_Records_.
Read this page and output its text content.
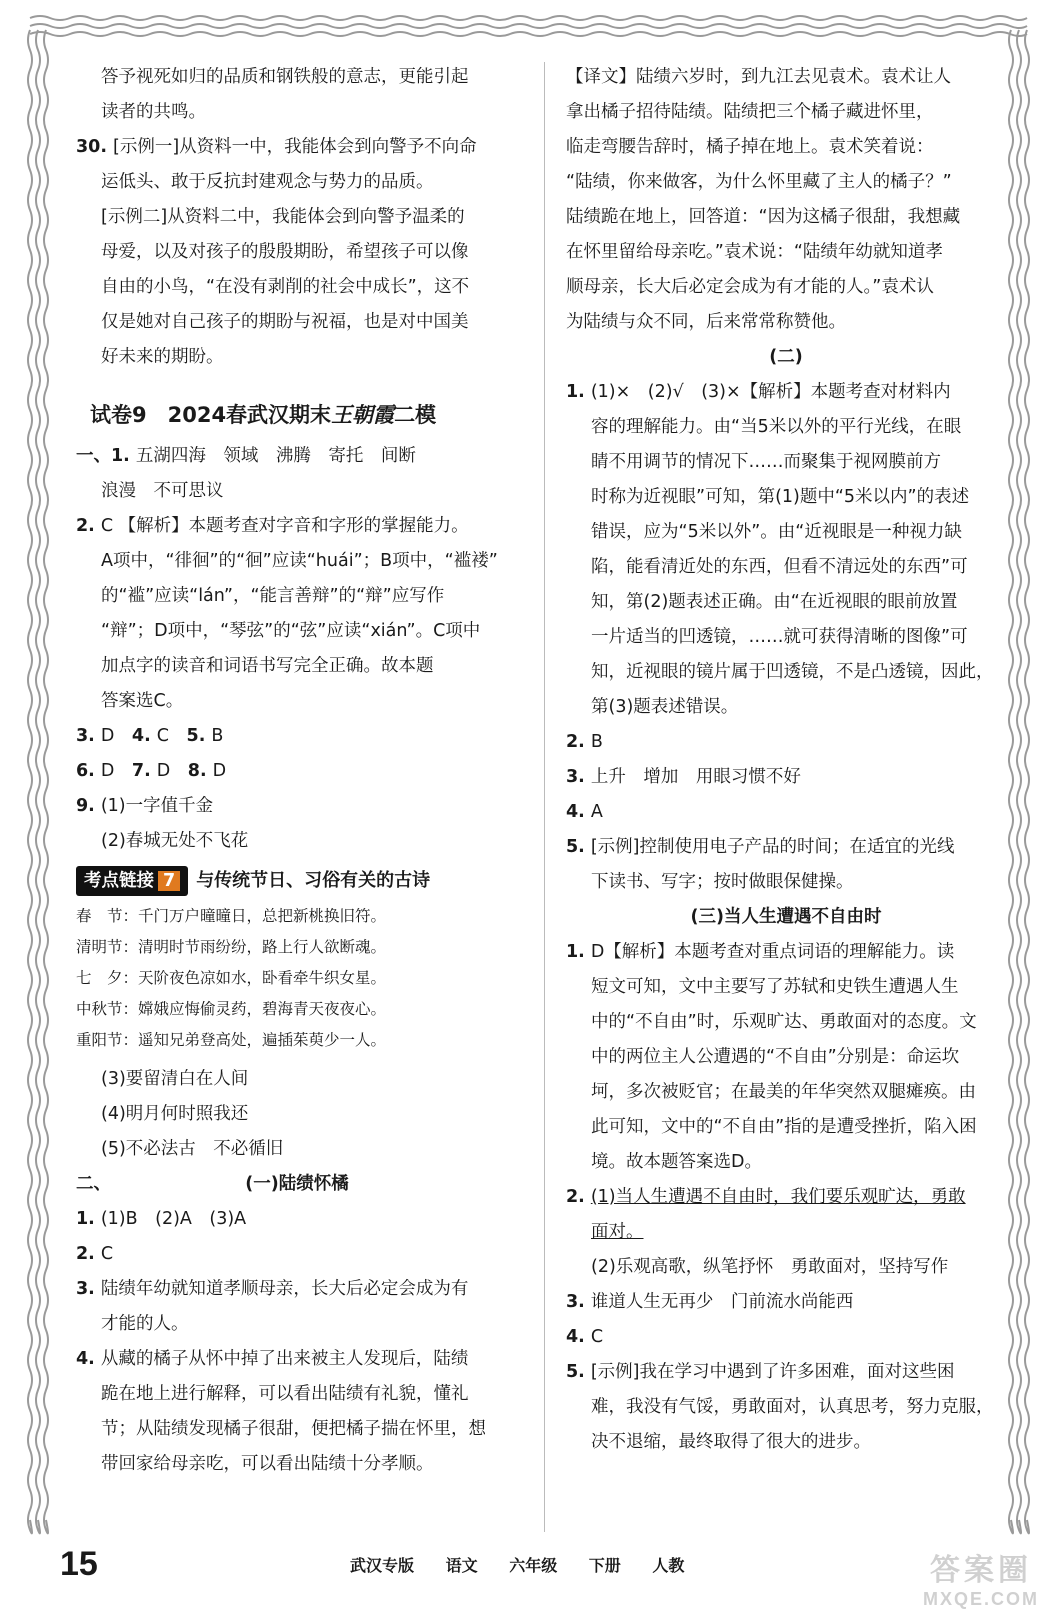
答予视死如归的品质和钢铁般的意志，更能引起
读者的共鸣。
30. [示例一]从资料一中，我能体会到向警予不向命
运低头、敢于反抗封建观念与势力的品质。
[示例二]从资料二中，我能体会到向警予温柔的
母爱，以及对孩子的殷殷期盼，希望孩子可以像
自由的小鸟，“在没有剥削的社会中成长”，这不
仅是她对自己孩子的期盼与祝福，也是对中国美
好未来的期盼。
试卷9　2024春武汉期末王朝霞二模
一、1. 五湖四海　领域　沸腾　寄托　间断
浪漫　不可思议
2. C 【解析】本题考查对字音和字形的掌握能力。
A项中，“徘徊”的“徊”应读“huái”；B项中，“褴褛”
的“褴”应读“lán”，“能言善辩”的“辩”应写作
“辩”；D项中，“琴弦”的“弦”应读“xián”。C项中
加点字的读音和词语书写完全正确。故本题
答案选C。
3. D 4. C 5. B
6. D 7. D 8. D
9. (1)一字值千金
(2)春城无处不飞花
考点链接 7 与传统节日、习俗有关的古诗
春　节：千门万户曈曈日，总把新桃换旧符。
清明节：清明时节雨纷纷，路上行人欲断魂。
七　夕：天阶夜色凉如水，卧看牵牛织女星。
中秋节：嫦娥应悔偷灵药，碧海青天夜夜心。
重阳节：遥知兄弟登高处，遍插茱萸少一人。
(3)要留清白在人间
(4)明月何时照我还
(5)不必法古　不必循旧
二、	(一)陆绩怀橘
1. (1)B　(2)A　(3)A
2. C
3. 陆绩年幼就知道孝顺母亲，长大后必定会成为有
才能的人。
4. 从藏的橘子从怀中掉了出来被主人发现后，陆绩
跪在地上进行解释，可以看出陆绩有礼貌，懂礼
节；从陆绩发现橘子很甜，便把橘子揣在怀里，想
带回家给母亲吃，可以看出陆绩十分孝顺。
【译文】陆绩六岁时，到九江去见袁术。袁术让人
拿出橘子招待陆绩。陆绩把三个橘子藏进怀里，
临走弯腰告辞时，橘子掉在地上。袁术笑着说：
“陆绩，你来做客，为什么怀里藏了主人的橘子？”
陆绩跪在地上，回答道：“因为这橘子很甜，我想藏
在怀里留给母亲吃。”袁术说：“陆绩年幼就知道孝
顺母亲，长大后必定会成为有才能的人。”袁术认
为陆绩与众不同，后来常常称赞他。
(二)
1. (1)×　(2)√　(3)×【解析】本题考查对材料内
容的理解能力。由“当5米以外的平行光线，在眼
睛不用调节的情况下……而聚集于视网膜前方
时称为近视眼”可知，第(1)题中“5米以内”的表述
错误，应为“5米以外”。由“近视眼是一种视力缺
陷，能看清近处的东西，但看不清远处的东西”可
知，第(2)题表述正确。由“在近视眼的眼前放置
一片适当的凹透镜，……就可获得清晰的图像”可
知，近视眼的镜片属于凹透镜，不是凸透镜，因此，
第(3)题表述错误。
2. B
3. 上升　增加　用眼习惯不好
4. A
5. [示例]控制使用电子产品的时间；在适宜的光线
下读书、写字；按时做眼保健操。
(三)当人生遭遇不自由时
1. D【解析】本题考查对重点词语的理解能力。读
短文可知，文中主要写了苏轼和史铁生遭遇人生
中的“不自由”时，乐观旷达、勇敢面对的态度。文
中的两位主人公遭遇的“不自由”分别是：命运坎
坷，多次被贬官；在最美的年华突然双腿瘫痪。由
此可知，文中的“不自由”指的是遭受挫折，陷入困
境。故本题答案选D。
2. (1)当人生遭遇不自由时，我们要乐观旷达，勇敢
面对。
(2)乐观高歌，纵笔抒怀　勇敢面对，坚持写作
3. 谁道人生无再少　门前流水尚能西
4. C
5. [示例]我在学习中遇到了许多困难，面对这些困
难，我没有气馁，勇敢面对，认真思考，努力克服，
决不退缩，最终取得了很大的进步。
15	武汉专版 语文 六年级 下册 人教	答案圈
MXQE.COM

_What needs to be done_.
Transcribe each entry above exactly, apart from the pictures.

_Exercise answer_.
Read this page and output its text content.
答予视死如归的品质和钢铁般的意志，更能引起
读者的共鸣。
30. [示例一]从资料一中，我能体会到向警予不向命
运低头、敢于反抗封建观念与势力的品质。
[示例二]从资料二中，我能体会到向警予温柔的
母爱，以及对孩子的殷殷期盼，希望孩子可以像
自由的小鸟，“在没有剥削的社会中成长”，这不
仅是她对自己孩子的期盼与祝福，也是对中国美
好未来的期盼。
试卷9　2024春武汉期末王朝霞二模
一、1. 五湖四海　领域　沸腾　寄托　间断
浪漫　不可思议
2. C 【解析】本题考查对字音和字形的掌握能力。
A项中，“徘徊”的“徊”应读“huái”；B项中，“褴褛”
的“褴”应读“lán”，“能言善辩”的“辩”应写作
“辩”；D项中，“琴弦”的“弦”应读“xián”。C项中
加点字的读音和词语书写完全正确。故本题
答案选C。
3. D 4. C 5. B
6. D 7. D 8. D
9. (1)一字值千金
(2)春城无处不飞花
考点链接 7 与传统节日、习俗有关的古诗
春　节：千门万户曈曈日，总把新桃换旧符。
清明节：清明时节雨纷纷，路上行人欲断魂。
七　夕：天阶夜色凉如水，卧看牵牛织女星。
中秋节：嫦娥应悔偷灵药，碧海青天夜夜心。
重阳节：遥知兄弟登高处，遍插茱萸少一人。
(3)要留清白在人间
(4)明月何时照我还
(5)不必法古　不必循旧
二、	(一)陆绩怀橘
1. (1)B　(2)A　(3)A
2. C
3. 陆绩年幼就知道孝顺母亲，长大后必定会成为有
才能的人。
4. 从藏的橘子从怀中掉了出来被主人发现后，陆绩
跪在地上进行解释，可以看出陆绩有礼貌，懂礼
节；从陆绩发现橘子很甜，便把橘子揣在怀里，想
带回家给母亲吃，可以看出陆绩十分孝顺。
【译文】陆绩六岁时，到九江去见袁术。袁术让人
拿出橘子招待陆绩。陆绩把三个橘子藏进怀里，
临走弯腰告辞时，橘子掉在地上。袁术笑着说：
“陆绩，你来做客，为什么怀里藏了主人的橘子？”
陆绩跪在地上，回答道：“因为这橘子很甜，我想藏
在怀里留给母亲吃。”袁术说：“陆绩年幼就知道孝
顺母亲，长大后必定会成为有才能的人。”袁术认
为陆绩与众不同，后来常常称赞他。
(二)
1. (1)×　(2)√　(3)×【解析】本题考查对材料内
容的理解能力。由“当5米以外的平行光线，在眼
睛不用调节的情况下……而聚集于视网膜前方
时称为近视眼”可知，第(1)题中“5米以内”的表述
错误，应为“5米以外”。由“近视眼是一种视力缺
陷，能看清近处的东西，但看不清远处的东西”可
知，第(2)题表述正确。由“在近视眼的眼前放置
一片适当的凹透镜，……就可获得清晰的图像”可
知，近视眼的镜片属于凹透镜，不是凸透镜，因此，
第(3)题表述错误。
2. B
3. 上升　增加　用眼习惯不好
4. A
5. [示例]控制使用电子产品的时间；在适宜的光线
下读书、写字；按时做眼保健操。
(三)当人生遭遇不自由时
1. D【解析】本题考查对重点词语的理解能力。读
短文可知，文中主要写了苏轼和史铁生遭遇人生
中的“不自由”时，乐观旷达、勇敢面对的态度。文
中的两位主人公遭遇的“不自由”分别是：命运坎
坷，多次被贬官；在最美的年华突然双腿瘫痪。由
此可知，文中的“不自由”指的是遭受挫折，陷入困
境。故本题答案选D。
2. (1)当人生遭遇不自由时，我们要乐观旷达，勇敢
面对。
(2)乐观高歌，纵笔抒怀　勇敢面对，坚持写作
3. 谁道人生无再少　门前流水尚能西
4. C
5. [示例]我在学习中遇到了许多困难，面对这些困
难，我没有气馁，勇敢面对，认真思考，努力克服，
决不退缩，最终取得了很大的进步。
15	武汉专版 语文 六年级 下册 人教	答案圈
MXQE.COM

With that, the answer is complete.